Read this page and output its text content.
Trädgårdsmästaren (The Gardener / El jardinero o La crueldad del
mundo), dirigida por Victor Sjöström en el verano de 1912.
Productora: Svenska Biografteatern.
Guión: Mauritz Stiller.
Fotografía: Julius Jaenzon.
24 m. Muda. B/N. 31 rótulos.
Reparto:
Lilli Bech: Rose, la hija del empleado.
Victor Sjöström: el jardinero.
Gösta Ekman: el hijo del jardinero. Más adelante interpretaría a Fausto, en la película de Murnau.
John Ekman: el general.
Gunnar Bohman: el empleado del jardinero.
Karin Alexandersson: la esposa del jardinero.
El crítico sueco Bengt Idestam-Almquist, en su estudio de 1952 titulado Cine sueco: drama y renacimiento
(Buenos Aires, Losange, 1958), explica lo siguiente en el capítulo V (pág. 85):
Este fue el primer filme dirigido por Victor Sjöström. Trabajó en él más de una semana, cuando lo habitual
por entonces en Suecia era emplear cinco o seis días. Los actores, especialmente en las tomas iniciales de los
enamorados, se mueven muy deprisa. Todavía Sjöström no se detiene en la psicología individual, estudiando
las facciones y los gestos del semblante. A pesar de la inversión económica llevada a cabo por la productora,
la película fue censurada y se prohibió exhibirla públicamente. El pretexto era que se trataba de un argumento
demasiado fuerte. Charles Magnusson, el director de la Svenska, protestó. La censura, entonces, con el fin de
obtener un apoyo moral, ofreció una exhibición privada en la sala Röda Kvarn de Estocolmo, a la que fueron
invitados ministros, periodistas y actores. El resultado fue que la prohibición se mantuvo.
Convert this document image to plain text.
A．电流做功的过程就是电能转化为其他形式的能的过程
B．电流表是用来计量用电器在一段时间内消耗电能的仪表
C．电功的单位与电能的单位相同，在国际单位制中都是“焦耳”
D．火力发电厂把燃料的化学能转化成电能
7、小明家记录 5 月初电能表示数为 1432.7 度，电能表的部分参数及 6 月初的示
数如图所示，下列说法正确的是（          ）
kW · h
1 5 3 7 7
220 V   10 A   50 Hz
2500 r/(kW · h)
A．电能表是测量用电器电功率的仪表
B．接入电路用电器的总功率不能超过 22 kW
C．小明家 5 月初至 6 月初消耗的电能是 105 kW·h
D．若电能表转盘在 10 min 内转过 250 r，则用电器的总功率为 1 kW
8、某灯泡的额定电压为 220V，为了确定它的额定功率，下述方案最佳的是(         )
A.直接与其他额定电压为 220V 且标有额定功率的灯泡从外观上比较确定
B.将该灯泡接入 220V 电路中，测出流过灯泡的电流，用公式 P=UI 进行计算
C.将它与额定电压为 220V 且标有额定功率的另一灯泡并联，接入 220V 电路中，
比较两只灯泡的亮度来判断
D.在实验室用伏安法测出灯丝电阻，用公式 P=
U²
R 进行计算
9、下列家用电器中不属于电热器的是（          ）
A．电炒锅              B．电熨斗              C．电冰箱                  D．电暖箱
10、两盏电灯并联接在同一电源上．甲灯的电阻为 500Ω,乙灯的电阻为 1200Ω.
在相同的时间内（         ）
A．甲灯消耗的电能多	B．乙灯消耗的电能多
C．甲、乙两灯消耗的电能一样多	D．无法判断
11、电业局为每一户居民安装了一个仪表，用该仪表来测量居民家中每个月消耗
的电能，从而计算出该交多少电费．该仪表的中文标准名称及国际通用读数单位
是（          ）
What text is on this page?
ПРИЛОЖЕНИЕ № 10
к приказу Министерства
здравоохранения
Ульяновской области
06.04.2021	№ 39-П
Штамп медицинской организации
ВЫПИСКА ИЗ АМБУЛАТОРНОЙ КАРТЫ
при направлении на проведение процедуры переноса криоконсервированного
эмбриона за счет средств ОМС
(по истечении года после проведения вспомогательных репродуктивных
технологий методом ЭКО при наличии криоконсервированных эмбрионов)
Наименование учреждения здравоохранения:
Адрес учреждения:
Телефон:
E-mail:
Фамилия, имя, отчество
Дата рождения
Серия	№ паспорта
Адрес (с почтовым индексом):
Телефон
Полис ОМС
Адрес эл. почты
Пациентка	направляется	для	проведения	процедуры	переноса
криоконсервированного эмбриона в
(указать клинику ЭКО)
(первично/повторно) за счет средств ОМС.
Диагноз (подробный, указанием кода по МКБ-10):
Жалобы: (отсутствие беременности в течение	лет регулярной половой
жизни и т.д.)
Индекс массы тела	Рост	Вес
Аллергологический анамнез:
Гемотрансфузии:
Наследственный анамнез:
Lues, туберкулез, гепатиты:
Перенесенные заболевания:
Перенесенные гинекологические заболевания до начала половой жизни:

::::

**Request:**
Output only the lines from the one holding "What text is on this page?" through the last line above, exactly as they appear.

**Result of the exercise:**
What text is on this page?
ПРИЛОЖЕНИЕ № 10
к приказу Министерства
здравоохранения
Ульяновской области
06.04.2021	№ 39-П
Штамп медицинской организации
ВЫПИСКА ИЗ АМБУЛАТОРНОЙ КАРТЫ
при направлении на проведение процедуры переноса криоконсервированного
эмбриона за счет средств ОМС
(по истечении года после проведения вспомогательных репродуктивных
технологий методом ЭКО при наличии криоконсервированных эмбрионов)
Наименование учреждения здравоохранения:
Адрес учреждения:
Телефон:
E-mail:
Фамилия, имя, отчество
Дата рождения
Серия	№ паспорта
Адрес (с почтовым индексом):
Телефон
Полис ОМС
Адрес эл. почты
Пациентка	направляется	для	проведения	процедуры	переноса
криоконсервированного эмбриона в
(указать клинику ЭКО)
(первично/повторно) за счет средств ОМС.
Диагноз (подробный, указанием кода по МКБ-10):
Жалобы: (отсутствие беременности в течение	лет регулярной половой
жизни и т.д.)
Индекс массы тела	Рост	Вес
Аллергологический анамнез:
Гемотрансфузии:
Наследственный анамнез:
Lues, туберкулез, гепатиты:
Перенесенные заболевания:
Перенесенные гинекологические заболевания до начала половой жизни:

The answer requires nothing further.